WHAT IS EXPECTED: Print all of the lines exactly. Any picture among them stays out.

--- start STORED DATA ---

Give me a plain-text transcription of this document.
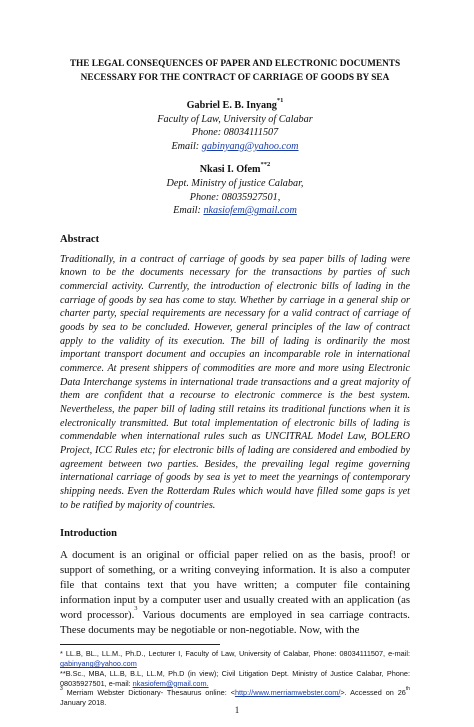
THE LEGAL CONSEQUENCES OF PAPER AND ELECTRONIC DOCUMENTS
NECESSARY FOR THE CONTRACT OF CARRIAGE OF GOODS BY SEA
Gabriel E. B. Inyang$^{*1}$
Faculty of Law, University of Calabar
Phone: 08034111507
Email: gabinyang@yahoo.com
Nkasi I. Ofem$^{**2}$
Dept. Ministry of justice Calabar,
Phone: 08035927501,
Email: nkasiofem@gmail.com
Abstract
Traditionally, in a contract of carriage of goods by sea paper bills of lading were known to be the documents necessary for the transactions by parties of such commercial activity. Currently, the introduction of electronic bills of lading in the carriage of goods by sea has come to stay. Whether by carriage in a general ship or charter party, special requirements are necessary for a valid contract of carriage of goods by sea to be concluded. However, general principles of the law of contract apply to the validity of its execution. The bill of lading is ordinarily the most important transport document and occupies an incomparable role in international commerce. At present shippers of commodities are more and more using Electronic Data Interchange systems in international trade transactions and a great majority of them are confident that a recourse to electronic commerce is the best system. Nevertheless, the paper bill of lading still retains its traditional functions when it is electronically transmitted. But total implementation of electronic bills of lading is commendable when international rules such as UNCITRAL Model Law, BOLERO Project, ICC Rules etc; for electronic bills of lading are considered and embodied by agreement between two parties. Besides, the prevailing legal regime governing international carriage of goods by sea is yet to meet the yearnings of contemporary shipping needs. Even the Rotterdam Rules which would have filled some gaps is yet to be ratified by majority of countries.
Introduction
A document is an original or official paper relied on as the basis, proof! or support of something, or a writing conveying information. It is also a computer file that contains text that you have written; a computer file containing information input by a computer user and usually created with an application (as word processor).$^3$ Various documents are employed in sea carriage contracts. These documents may be negotiable or non-negotiable. Now, with the
* LL.B, BL., LL.M., Ph.D., Lecturer I, Faculty of Law, University of Calabar, Phone: 08034111507, e-mail: gabinyang@yahoo.com
**B.Sc., MBA, LL.B, B.L, LL.M, Ph.D (in view); Civil Litigation Dept. Ministry of Justice Calabar, Phone: 08035927501, e-mail: nkasiofem@gmail.com.
$^3$ Merriam Webster Dictionary- Thesaurus online: <http://www.merriamwebster.com/>. Accessed on 26th January 2018.
1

--- end STORED DATA ---

EXERCISE RESULT:
Give me a plain-text transcription of this document.
THE LEGAL CONSEQUENCES OF PAPER AND ELECTRONIC DOCUMENTS
NECESSARY FOR THE CONTRACT OF CARRIAGE OF GOODS BY SEA
Gabriel E. B. Inyang$^{*1}$
Faculty of Law, University of Calabar
Phone: 08034111507
Email: gabinyang@yahoo.com
Nkasi I. Ofem$^{**2}$
Dept. Ministry of justice Calabar,
Phone: 08035927501,
Email: nkasiofem@gmail.com
Abstract
Traditionally, in a contract of carriage of goods by sea paper bills of lading were known to be the documents necessary for the transactions by parties of such commercial activity. Currently, the introduction of electronic bills of lading in the carriage of goods by sea has come to stay. Whether by carriage in a general ship or charter party, special requirements are necessary for a valid contract of carriage of goods by sea to be concluded. However, general principles of the law of contract apply to the validity of its execution. The bill of lading is ordinarily the most important transport document and occupies an incomparable role in international commerce. At present shippers of commodities are more and more using Electronic Data Interchange systems in international trade transactions and a great majority of them are confident that a recourse to electronic commerce is the best system. Nevertheless, the paper bill of lading still retains its traditional functions when it is electronically transmitted. But total implementation of electronic bills of lading is commendable when international rules such as UNCITRAL Model Law, BOLERO Project, ICC Rules etc; for electronic bills of lading are considered and embodied by agreement between two parties. Besides, the prevailing legal regime governing international carriage of goods by sea is yet to meet the yearnings of contemporary shipping needs. Even the Rotterdam Rules which would have filled some gaps is yet to be ratified by majority of countries.
Introduction
A document is an original or official paper relied on as the basis, proof! or support of something, or a writing conveying information. It is also a computer file that contains text that you have written; a computer file containing information input by a computer user and usually created with an application (as word processor).$^3$ Various documents are employed in sea carriage contracts. These documents may be negotiable or non-negotiable. Now, with the
* LL.B, BL., LL.M., Ph.D., Lecturer I, Faculty of Law, University of Calabar, Phone: 08034111507, e-mail: gabinyang@yahoo.com
**B.Sc., MBA, LL.B, B.L, LL.M, Ph.D (in view); Civil Litigation Dept. Ministry of Justice Calabar, Phone: 08035927501, e-mail: nkasiofem@gmail.com.
$^3$ Merriam Webster Dictionary- Thesaurus online: <http://www.merriamwebster.com/>. Accessed on 26th January 2018.
1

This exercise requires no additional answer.